BRANO DI LETTURA:
Fermata al Mar Rosso
di Roberta Pedrotti
Delude lo spettacolo d'apertura del Rossini Opera Festival 2021, presentato in anteprima il 6 agosto. La nuova produzione di Moïse et Pharaon a cura di Pierluigi Pizzi risulta povera di idee e debole nella realizzazione, né la sostiene la concertazione poco incisiva di Giacomo Sagripanti. Qualche soddisfazione in più viene dalla compagnia di canto.
Pesaro, Il signor Bruschino, 07/08/2021
PESARO, 6 agosto 2021 - È la seconda – e speriamo ultima, se tutti faranno la loro parte – estate in cui i festival devono fare i conti con distanziamenti, capienze ridotte, spazi reinventati. È il secondo anno che anche la ritualità delle prime solenni viene sovvertita e se il Rossini Opera Festival torna al calendario tradizionale (tre opere a cui si aggiungono Il viaggio a Reims dell'Accademia e una serie di concerti, tutto nei teatri al chiuso), l'inaugurazione si stempera e si sdoppia, le prime si fanno meno mondane, con giornalisti, addetti ai lavori e qualche ospite a concentrarsi su tre anteprime che, oramai, acquisiscono la fisionomia di recite vere e proprie e non di prove aperte.

CONSEGNA 1: Trascrivi in un elenco numerato le righe dei record dalla riga con "332, 227, 343]" fino alla riga con "154, 420, 164]" compresa, senza le righe vuote.

DATI DELL'ESERCIZIO:
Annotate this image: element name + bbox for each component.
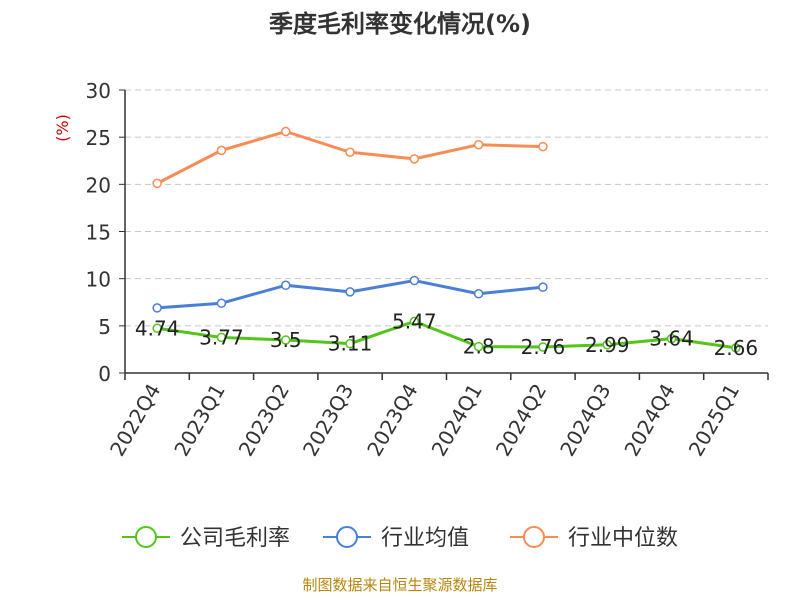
data-point	[216, 332, 227, 343]
legend: 公司毛利率 行业均值 行业中位数	[122, 526, 678, 551]
data-label: 4.74	[135, 316, 180, 340]
x-tick-label: 2024Q2	[491, 380, 551, 461]
data-point	[152, 178, 162, 189]
data-point	[538, 342, 548, 352]
legend-marker-2	[523, 526, 545, 548]
data-point	[345, 147, 355, 158]
data-point	[602, 340, 612, 350]
y-axis-label: (%)	[53, 114, 72, 142]
data-point	[345, 338, 355, 349]
data-point	[409, 316, 420, 327]
data-point	[538, 282, 548, 292]
data-label: 2.66	[714, 336, 759, 360]
data-point	[473, 139, 484, 150]
data-point	[538, 141, 548, 152]
legend-label-1: 行业均值	[381, 526, 469, 551]
series-lines	[152, 126, 741, 353]
x-tick-label: 2023Q4	[362, 380, 422, 461]
x-tick-label: 2023Q3	[298, 380, 358, 461]
x-tick-label: 2024Q3	[555, 380, 615, 461]
data-label: 3.11	[328, 332, 373, 356]
data-label: 2.8	[463, 335, 495, 359]
data-point	[152, 303, 162, 313]
data-label: 3.5	[270, 328, 302, 352]
data-point	[409, 275, 420, 286]
data-point	[281, 126, 291, 137]
data-point	[152, 323, 162, 334]
y-tick-label: 20	[86, 173, 111, 197]
data-point	[281, 280, 291, 291]
data-labels: 4.74 3.77 3.5 3.11 5.47 2.8 2.76 2.99 3.64 2.66	[135, 309, 758, 360]
data-label: 3.77	[199, 325, 244, 349]
data-point	[731, 343, 741, 353]
data-point	[281, 335, 291, 345]
series-line-2	[156, 130, 543, 185]
data-point	[409, 154, 420, 164]
y-tick-label: 30	[86, 79, 111, 103]
y-tick-label: 15	[86, 221, 111, 245]
legend-label-0: 公司毛利率	[180, 526, 290, 551]
data-point	[216, 298, 227, 308]
data-point	[345, 287, 355, 297]
data-label: 2.76	[521, 335, 566, 359]
data-label: 2.99	[585, 333, 630, 357]
series-line-0	[156, 319, 737, 350]
legend-marker-0	[135, 526, 157, 548]
source-note: 制图数据来自恒生聚源数据库	[302, 576, 498, 594]
data-point	[473, 341, 484, 352]
y-tick-label: 5	[98, 315, 111, 339]
y-tick-label: 25	[86, 126, 111, 150]
chart-title: 季度毛利率变化情况(%)	[269, 10, 531, 38]
data-label: 3.64	[649, 327, 694, 351]
x-tick-label: 2022Q4	[105, 380, 165, 461]
x-tick-label: 2025Q1	[684, 380, 744, 461]
data-point	[216, 145, 227, 156]
x-tick-label: 2024Q4	[619, 380, 679, 461]
data-point	[666, 333, 677, 344]
y-tick-label: 10	[86, 268, 111, 292]
legend-label-2: 行业中位数	[568, 526, 678, 551]
data-point	[473, 289, 484, 299]
x-tick-label: 2024Q1	[427, 380, 487, 461]
x-tick-label: 2023Q1	[169, 380, 229, 461]
data-label: 5.47	[392, 309, 437, 333]
legend-marker-1	[336, 526, 358, 548]
y-tick-label: 0	[98, 362, 111, 386]
x-tick-label: 2023Q2	[234, 380, 294, 461]
gridlines	[125, 89, 768, 327]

CONSEGNA 2: Scrivi il seguito del brano sul Moïse et Pharaon al Rossini Opera Festival 2021, partendo dopo l'ultima frase riportata.

RISPOSTA 1:
1. data-point	[216, 332, 227, 343]
2. legend: 公司毛利率 行业均值 行业中位数	[122, 526, 678, 551]
3. data-label: 4.74	[135, 316, 180, 340]
4. x-tick-label: 2024Q2	[491, 380, 551, 461]
5. data-point	[152, 178, 162, 189]
6. data-point	[538, 342, 548, 352]
7. legend-marker-2	[523, 526, 545, 548]
8. data-point	[345, 147, 355, 158]
9. data-point	[602, 340, 612, 350]
10. y-axis-label: (%)	[53, 114, 72, 142]
11. data-point	[345, 338, 355, 349]
12. data-point	[409, 316, 420, 327]
13. data-point	[538, 282, 548, 292]
14. data-label: 2.66	[714, 336, 759, 360]
15. data-point	[473, 139, 484, 150]
16. data-point	[538, 141, 548, 152]
17. legend-label-1: 行业均值	[381, 526, 469, 551]
18. series-lines	[152, 126, 741, 353]
19. x-tick-label: 2023Q4	[362, 380, 422, 461]
20. x-tick-label: 2023Q3	[298, 380, 358, 461]
21. x-tick-label: 2024Q3	[555, 380, 615, 461]
22. data-label: 3.11	[328, 332, 373, 356]
23. data-label: 2.8	[463, 335, 495, 359]
24. data-point	[152, 303, 162, 313]
25. data-label: 3.5	[270, 328, 302, 352]
26. data-point	[409, 275, 420, 286]
27. data-point	[281, 126, 291, 137]
28. data-point	[152, 323, 162, 334]
29. y-tick-label: 20	[86, 173, 111, 197]
30. data-point	[281, 280, 291, 291]
31. data-labels: 4.74 3.77 3.5 3.11 5.47 2.8 2.76 2.99 3.64 2.66	[135, 309, 758, 360]
32. data-label: 3.77	[199, 325, 244, 349]
33. data-point	[731, 343, 741, 353]
34. data-point	[281, 335, 291, 345]
35. series-line-2	[156, 130, 543, 185]
36. data-point	[409, 154, 420, 164]

RISPOSTA 2:
Dunque, il pubblico arriverà ufficialmente al Rof dal 9 agosto, anche con le consuete dirette radio, ma Moïse et Pharaon si è presentato alla critica già qualche giorno prima. Meno formalità ed eguale sostanza, per una serata che intreccia coincidenze impreviste. Questo Moïse, infatti, doveva andare in scena un anno fa ed è stato rimandato per ovvie ragioni, finendo a coincidere con l'apertura del festival doverosamente dedicato a sir Graham Vick dopo la tragica, prematura scomparsa. E Vick, a Pesaro, aveva firmato ancora quarantatreenne, nel 1997, proprio con Moïse un capolavoro grandioso, sostenuto pure dall'epifania di un Vladimir Jurowski venticinquenne. Ora, dopo quasi cinque lustri, non si vorrebbe porre il confronto, non dovrebbe aver senso fra visioni diametralmente opposte che potrebbero avere entrambe egual diritto di cittadinanza nel cosmo dell'interpretazione di un'opera, specie in un festival. Ricordiamo e guardiamo avanti, proprio come ci hanno insegnato quegli spettacoli memoriabili e avanti, molto avanti guardavano.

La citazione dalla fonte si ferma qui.